### Task objective
Reproduce every line in the listing that contains the word "system".

#### Excerpted data ####

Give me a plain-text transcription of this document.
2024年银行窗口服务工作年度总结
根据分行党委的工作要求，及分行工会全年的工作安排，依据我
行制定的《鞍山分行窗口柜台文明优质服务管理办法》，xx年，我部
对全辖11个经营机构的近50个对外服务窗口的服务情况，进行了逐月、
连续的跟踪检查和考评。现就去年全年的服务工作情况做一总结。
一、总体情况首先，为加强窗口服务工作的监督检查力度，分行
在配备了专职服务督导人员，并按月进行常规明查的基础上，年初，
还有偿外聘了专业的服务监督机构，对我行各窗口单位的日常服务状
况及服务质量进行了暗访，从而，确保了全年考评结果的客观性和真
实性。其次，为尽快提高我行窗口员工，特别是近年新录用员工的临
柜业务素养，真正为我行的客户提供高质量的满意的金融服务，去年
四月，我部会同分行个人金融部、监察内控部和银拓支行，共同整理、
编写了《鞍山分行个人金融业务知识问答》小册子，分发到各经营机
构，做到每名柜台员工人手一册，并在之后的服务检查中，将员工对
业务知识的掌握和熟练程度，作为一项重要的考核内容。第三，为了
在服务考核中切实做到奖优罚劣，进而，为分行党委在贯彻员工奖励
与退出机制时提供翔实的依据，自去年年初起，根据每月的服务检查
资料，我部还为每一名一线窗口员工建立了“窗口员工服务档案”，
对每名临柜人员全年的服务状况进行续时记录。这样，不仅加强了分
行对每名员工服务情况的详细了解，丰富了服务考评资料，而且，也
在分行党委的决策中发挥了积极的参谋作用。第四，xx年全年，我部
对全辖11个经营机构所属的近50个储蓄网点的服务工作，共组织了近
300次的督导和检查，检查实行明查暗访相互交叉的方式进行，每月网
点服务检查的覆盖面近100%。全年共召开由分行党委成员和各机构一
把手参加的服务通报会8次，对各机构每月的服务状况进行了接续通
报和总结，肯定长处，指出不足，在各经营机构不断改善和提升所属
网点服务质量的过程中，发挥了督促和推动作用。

####
#### Excerpted data ####

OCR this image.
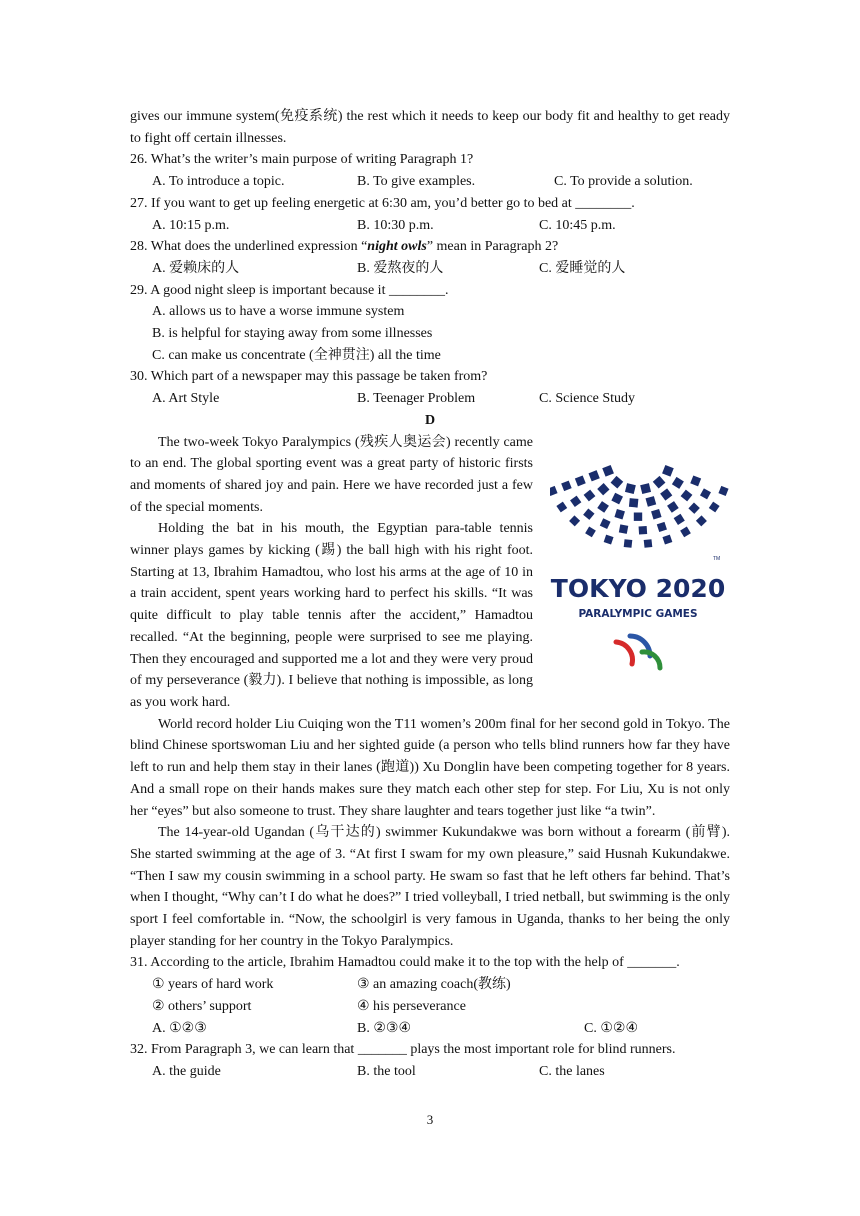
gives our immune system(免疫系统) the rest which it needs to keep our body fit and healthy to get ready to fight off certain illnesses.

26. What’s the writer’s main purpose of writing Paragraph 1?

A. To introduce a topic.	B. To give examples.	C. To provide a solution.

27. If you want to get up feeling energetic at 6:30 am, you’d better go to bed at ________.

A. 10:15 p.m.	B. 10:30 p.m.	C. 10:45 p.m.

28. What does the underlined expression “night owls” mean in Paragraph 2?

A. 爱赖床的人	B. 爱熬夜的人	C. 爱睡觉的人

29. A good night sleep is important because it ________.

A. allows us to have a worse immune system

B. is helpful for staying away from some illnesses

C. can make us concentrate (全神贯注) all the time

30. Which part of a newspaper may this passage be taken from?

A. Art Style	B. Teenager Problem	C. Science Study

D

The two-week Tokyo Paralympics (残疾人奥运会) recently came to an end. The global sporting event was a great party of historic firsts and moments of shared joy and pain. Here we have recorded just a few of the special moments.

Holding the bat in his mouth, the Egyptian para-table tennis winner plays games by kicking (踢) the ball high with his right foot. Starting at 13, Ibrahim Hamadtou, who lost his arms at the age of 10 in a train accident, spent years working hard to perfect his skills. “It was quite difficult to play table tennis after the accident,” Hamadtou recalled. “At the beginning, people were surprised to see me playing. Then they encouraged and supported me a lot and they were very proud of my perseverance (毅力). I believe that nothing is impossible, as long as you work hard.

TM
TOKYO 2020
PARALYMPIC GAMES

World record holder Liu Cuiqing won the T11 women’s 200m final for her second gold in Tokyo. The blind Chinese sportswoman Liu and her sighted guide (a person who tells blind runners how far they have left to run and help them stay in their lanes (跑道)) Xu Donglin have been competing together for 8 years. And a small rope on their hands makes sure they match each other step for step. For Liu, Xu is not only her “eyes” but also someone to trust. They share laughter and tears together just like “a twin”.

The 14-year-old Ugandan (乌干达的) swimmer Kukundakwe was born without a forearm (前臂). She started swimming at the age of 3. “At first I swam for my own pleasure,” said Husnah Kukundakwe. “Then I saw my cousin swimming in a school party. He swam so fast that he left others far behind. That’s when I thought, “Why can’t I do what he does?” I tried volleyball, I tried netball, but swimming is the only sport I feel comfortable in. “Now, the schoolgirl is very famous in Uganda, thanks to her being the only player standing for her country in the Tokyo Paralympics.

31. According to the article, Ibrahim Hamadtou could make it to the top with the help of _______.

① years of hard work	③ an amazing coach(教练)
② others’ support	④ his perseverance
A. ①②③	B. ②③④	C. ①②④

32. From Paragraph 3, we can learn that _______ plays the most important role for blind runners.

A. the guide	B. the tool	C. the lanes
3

####
#### Excerpted data ####

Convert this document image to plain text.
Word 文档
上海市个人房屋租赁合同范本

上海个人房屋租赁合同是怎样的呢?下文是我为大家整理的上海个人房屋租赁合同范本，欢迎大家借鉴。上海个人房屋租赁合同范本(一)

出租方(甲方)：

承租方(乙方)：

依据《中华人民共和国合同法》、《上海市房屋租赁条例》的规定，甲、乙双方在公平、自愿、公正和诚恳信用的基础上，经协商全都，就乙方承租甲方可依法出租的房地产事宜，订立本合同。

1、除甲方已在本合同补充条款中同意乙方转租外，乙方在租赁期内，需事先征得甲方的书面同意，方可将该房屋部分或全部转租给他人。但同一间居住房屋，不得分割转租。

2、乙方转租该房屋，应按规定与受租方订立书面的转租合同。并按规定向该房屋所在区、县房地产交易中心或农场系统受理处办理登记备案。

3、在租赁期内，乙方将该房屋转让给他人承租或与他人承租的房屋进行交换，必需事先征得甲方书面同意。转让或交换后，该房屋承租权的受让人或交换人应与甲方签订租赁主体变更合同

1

####

### Written solution
gives our immune system(免疫系统) the rest which it needs to keep our body fit and healthy to get ready to fight off certain illnesses.
A. allows us to have a worse immune system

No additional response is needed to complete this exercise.